Supplied records:
____________________
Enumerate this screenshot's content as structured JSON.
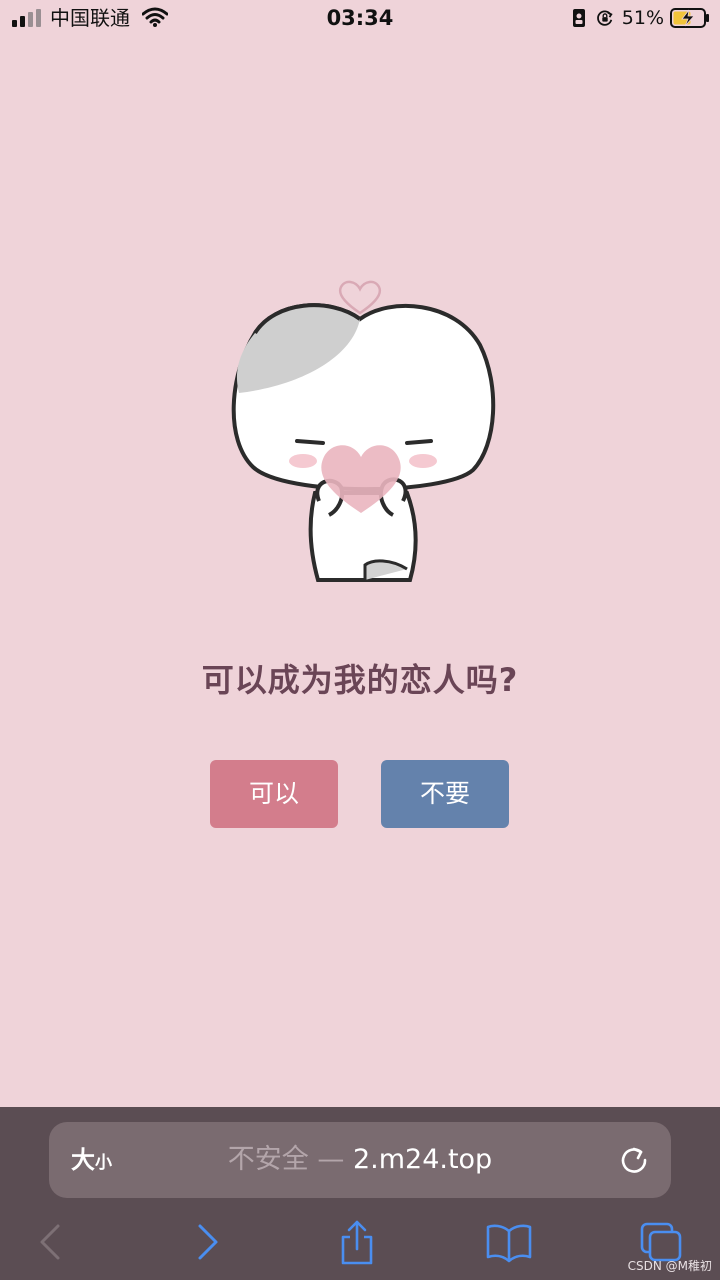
{
  "status_bar": {
    "carrier": "中国联通",
    "time": "03:34",
    "battery_percent": "51%",
    "icons": [
      "signal-icon",
      "wifi-icon",
      "portrait-lock-icon",
      "rotation-lock-icon",
      "battery-charging-icon"
    ]
  },
  "content": {
    "question": "可以成为我的恋人吗?",
    "illustration": "mascot-holding-heart",
    "buttons": {
      "yes": "可以",
      "no": "不要"
    }
  },
  "browser": {
    "text_size_big": "大",
    "text_size_small": "小",
    "insecure_label": "不安全",
    "separator": " — ",
    "domain": "2.m24.top",
    "toolbar": [
      "back-icon",
      "forward-icon",
      "share-icon",
      "bookmarks-icon",
      "tabs-icon"
    ]
  },
  "watermark": "CSDN @M稚初",
  "colors": {
    "background": "#efd3d9",
    "question_text": "#6a4556",
    "yes_button": "#d37d8c",
    "no_button": "#6482ac",
    "browser_bar": "#5b4d53",
    "address_field": "#7a6b70",
    "toolbar_active": "#4a8ef0"
  }
}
____________________
Stated exercise: Write out the records above exactly as they stand, leaving out every picture.

Output below:
Enumerate this screenshot's content as structured JSON.
{
  "status_bar": {
    "carrier": "中国联通",
    "time": "03:34",
    "battery_percent": "51%",
    "icons": [
      "signal-icon",
      "wifi-icon",
      "portrait-lock-icon",
      "rotation-lock-icon",
      "battery-charging-icon"
    ]
  },
  "content": {
    "question": "可以成为我的恋人吗?",
    "illustration": "mascot-holding-heart",
    "buttons": {
      "yes": "可以",
      "no": "不要"
    }
  },
  "browser": {
    "text_size_big": "大",
    "text_size_small": "小",
    "insecure_label": "不安全",
    "separator": " — ",
    "domain": "2.m24.top",
    "toolbar": [
      "back-icon",
      "forward-icon",
      "share-icon",
      "bookmarks-icon",
      "tabs-icon"
    ]
  },
  "watermark": "CSDN @M稚初",
  "colors": {
    "background": "#efd3d9",
    "question_text": "#6a4556",
    "yes_button": "#d37d8c",
    "no_button": "#6482ac",
    "browser_bar": "#5b4d53",
    "address_field": "#7a6b70",
    "toolbar_active": "#4a8ef0"
  }
}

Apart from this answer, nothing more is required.